Texto proporcionado:
Como a Jose María Aznar nadie le debía decir cuántas copas
tenía que beber o dejar de beber, Rajoy decidió apoyarlo gritando aquello de: “Viva
el Vino” así que, por una vez, me tocó estar de acuerdo con el candidato
Mariano. Y mira que algunos años atrás no
cambiaba una litrona de Alhambra por un Marqués de Cáceres de Reserva, menos
mal que pronto los sabios de la familia, que son aquellos sibaritas que, por su
edad, gozaron de manjares que aún te resultaban ajenos, decidieron una buena
noche de Nochebuena mostrar los placeres de combinar exquisiteces: “toma, dale
un bocaito pequeño a este queso de primera, ahora saborea este sorbo de vino.
Retenlo en la boca. Vuelve a tomar queso, vuelve a tomar vino…” y así, poco
tardé en darme cuenta de que eso de la uva pisada, así sola, que no mezclada
con la fanta y la coca cola, también tenían su punto; de hecho, su puntazo.
Acepté aquella señal como rasgo inequívoco de que me iba haciendo mayor. El
calimotxo que nos quisieron vender los amigos de la capital y más al norte fue
desenmascarado; la estafa quedó patente y nos prometimos disfrutar de las
botellas (siempre medio llenas) de cristal y sin mezclar.
Así el tiempo seguía pasando y poquito a poco siempre que
nos era posible compartíamos una botella cuyo precio lentamente, si podía, se
iba elevando para , a día de hoy, aún sin saber casi nada, haber saboreado unas
cuantas y hablar como si medio entendiéramos. Pero, la etiqueta es algo muy
secundario. También lo son si caben, los sabores. Porque realmente la magia del
vino está por encima de todo en compartirlo alrededor de una mesa con familia,
o con amigos…o con amigos que son familia, o con amigos y familia. O también,
porque no, con perfectos desconocidos de esos que pasen a ser amigos. La
fórmula da igual, siempre que haya buena gente y buena comida en la mesa.

Entradas proporcionadas:
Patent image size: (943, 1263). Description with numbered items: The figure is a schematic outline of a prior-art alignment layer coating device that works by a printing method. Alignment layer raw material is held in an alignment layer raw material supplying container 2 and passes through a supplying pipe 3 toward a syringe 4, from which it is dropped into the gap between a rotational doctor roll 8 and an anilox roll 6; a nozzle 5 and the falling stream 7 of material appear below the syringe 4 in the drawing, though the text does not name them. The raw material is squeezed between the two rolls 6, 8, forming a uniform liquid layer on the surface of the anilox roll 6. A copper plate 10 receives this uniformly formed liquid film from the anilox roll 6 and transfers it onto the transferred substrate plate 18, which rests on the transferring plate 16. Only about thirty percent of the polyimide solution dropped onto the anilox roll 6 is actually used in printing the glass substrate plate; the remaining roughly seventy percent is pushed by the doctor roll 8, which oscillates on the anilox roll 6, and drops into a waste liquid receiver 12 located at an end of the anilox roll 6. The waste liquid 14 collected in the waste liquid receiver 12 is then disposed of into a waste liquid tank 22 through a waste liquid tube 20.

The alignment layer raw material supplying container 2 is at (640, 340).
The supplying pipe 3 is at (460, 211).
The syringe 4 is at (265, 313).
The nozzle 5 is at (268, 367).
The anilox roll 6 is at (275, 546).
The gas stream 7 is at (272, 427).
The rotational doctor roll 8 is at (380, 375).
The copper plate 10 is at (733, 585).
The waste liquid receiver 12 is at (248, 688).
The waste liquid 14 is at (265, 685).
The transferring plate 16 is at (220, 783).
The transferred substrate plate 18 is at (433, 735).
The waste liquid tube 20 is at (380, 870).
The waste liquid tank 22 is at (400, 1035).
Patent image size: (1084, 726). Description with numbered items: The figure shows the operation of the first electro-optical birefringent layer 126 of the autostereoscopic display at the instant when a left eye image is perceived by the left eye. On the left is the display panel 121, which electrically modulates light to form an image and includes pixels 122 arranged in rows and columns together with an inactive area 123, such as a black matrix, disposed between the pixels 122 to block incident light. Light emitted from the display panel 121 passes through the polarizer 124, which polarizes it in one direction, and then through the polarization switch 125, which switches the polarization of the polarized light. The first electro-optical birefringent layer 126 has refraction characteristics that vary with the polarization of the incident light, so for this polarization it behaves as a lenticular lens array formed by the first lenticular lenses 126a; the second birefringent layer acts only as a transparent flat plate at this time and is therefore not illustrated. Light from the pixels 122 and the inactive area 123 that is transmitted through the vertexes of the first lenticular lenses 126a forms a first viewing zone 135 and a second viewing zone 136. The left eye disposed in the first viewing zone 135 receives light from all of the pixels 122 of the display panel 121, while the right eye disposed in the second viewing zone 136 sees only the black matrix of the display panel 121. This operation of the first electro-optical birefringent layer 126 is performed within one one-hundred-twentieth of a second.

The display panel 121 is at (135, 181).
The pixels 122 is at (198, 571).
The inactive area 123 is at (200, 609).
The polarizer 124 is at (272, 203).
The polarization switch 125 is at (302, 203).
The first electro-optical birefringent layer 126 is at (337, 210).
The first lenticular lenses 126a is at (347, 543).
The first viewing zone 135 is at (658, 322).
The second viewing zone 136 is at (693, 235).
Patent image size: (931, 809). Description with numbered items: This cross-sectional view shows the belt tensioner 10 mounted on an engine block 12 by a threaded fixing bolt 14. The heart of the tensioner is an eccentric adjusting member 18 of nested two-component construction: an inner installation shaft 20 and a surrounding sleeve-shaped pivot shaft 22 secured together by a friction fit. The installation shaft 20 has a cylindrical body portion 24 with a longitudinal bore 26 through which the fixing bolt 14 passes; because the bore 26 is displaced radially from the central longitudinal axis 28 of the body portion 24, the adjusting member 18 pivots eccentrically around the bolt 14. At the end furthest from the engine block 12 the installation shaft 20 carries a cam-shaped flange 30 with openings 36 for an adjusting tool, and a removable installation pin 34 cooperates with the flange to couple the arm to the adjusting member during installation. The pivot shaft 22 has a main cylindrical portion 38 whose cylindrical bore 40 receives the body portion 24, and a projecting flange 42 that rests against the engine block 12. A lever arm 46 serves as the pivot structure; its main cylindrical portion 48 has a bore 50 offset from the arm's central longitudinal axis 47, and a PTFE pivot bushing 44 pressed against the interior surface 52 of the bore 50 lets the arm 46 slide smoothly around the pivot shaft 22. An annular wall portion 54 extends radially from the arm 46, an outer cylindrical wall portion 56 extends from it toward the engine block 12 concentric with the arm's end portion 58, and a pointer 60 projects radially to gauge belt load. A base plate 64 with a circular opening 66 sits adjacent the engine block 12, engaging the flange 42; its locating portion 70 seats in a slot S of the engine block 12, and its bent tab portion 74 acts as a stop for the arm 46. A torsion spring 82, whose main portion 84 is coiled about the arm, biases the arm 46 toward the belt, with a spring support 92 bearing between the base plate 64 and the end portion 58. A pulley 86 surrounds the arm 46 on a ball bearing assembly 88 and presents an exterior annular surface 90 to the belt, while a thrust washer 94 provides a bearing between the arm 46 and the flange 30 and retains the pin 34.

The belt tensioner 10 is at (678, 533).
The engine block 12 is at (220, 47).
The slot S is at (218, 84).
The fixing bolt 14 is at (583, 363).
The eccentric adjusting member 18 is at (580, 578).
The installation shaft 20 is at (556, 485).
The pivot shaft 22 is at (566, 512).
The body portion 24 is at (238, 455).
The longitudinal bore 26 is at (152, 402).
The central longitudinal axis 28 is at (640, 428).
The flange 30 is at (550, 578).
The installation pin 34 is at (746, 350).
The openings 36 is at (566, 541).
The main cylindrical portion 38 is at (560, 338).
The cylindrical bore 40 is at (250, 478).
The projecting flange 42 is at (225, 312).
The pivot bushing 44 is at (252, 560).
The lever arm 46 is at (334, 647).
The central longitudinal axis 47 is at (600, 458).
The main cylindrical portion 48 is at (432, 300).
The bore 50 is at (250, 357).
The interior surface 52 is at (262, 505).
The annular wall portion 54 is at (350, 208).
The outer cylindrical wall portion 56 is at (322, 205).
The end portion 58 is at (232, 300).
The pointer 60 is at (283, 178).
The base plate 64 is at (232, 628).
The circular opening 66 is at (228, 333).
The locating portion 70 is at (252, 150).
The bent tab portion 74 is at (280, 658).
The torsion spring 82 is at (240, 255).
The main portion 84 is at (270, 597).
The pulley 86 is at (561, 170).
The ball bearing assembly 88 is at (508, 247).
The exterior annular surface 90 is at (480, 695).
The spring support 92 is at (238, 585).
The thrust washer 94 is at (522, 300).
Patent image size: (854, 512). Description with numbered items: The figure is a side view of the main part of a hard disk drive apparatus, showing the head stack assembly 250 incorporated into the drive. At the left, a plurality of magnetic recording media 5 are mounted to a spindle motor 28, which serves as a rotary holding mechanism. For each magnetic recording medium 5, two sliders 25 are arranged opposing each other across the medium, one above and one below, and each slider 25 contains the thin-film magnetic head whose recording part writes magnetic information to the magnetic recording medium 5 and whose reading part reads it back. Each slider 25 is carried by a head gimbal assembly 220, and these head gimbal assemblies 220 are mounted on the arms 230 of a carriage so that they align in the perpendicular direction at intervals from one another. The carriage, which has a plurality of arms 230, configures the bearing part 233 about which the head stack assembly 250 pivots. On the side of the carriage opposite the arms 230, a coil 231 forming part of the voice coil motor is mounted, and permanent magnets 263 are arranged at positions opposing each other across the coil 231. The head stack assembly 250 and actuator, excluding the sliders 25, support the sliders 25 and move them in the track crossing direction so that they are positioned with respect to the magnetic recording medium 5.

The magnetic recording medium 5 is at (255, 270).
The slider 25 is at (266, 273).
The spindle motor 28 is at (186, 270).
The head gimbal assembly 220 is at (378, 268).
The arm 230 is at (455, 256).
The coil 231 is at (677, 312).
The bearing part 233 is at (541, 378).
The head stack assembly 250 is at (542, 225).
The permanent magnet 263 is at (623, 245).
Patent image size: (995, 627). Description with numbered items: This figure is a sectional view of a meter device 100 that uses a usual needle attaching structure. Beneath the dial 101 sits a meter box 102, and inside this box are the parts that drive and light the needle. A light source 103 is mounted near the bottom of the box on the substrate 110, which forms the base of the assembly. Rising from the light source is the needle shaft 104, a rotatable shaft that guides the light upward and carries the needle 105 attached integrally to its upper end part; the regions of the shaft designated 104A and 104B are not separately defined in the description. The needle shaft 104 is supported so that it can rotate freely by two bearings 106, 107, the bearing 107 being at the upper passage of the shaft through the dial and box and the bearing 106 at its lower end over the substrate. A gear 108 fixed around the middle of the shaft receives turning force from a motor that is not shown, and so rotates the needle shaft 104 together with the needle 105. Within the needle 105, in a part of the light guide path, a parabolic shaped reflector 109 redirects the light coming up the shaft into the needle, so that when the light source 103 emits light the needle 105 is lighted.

Por hacer:
A. Transcribe de nuevo, sin cambios, todo lo que va desde el comienzo de las entradas hasta la línea que contiene "The transferring plate 16 is at (220, 783).", con ambos extremos incluidos.
B. Prosigue el texto sobre el vino a partir de su última oración.

Respuestas escritas:
A.
Patent image size: (943, 1263). Description with numbered items: The figure is a schematic outline of a prior-art alignment layer coating device that works by a printing method. Alignment layer raw material is held in an alignment layer raw material supplying container 2 and passes through a supplying pipe 3 toward a syringe 4, from which it is dropped into the gap between a rotational doctor roll 8 and an anilox roll 6; a nozzle 5 and the falling stream 7 of material appear below the syringe 4 in the drawing, though the text does not name them. The raw material is squeezed between the two rolls 6, 8, forming a uniform liquid layer on the surface of the anilox roll 6. A copper plate 10 receives this uniformly formed liquid film from the anilox roll 6 and transfers it onto the transferred substrate plate 18, which rests on the transferring plate 16. Only about thirty percent of the polyimide solution dropped onto the anilox roll 6 is actually used in printing the glass substrate plate; the remaining roughly seventy percent is pushed by the doctor roll 8, which oscillates on the anilox roll 6, and drops into a waste liquid receiver 12 located at an end of the anilox roll 6. The waste liquid 14 collected in the waste liquid receiver 12 is then disposed of into a waste liquid tank 22 through a waste liquid tube 20.

The alignment layer raw material supplying container 2 is at (640, 340).
The supplying pipe 3 is at (460, 211).
The syringe 4 is at (265, 313).
The nozzle 5 is at (268, 367).
The anilox roll 6 is at (275, 546).
The gas stream 7 is at (272, 427).
The rotational doctor roll 8 is at (380, 375).
The copper plate 10 is at (733, 585).
The waste liquid receiver 12 is at (248, 688).
The waste liquid 14 is at (265, 685).
The transferring plate 16 is at (220, 783).

B.
Siempre que se genere esa atmósfera tan especial tan de película. Y así pasó
que un día, hace ya muchos días, que ese joven yo que acababa de empezar a
apreciar el vino embotellado, fue con su chica y su compañero de piso a una
estrellita escondida, pequeñita pero firme, de ese universo que se llamó
Granada, para saborear entre risas, buenas charlas, miles de ilusiones de una
inocente juventud que creía saberlo todo, sabiendo que no sabía nada. Y así fue
como esas tres personas encumbraron al olimpo de los vinos a un tal Don Paulo,
cual si fuera un Vega Sicilia. Aquel Don Paulo me dice google hoy, que vale
1,69 en Carrefour, pero a nosotros nos alegró aquella noche, y unas cuantas más
después…por aquella atmósfera que vivimos de la cual, si bien el vino no era el
artífice, si era el vehículo, el vínculo, el referente, el denominador común
quizás. Por eso, tal vez, Rajoy, aquella vez(y solo aquella vez) llevara razón:
Viva el Vino!!!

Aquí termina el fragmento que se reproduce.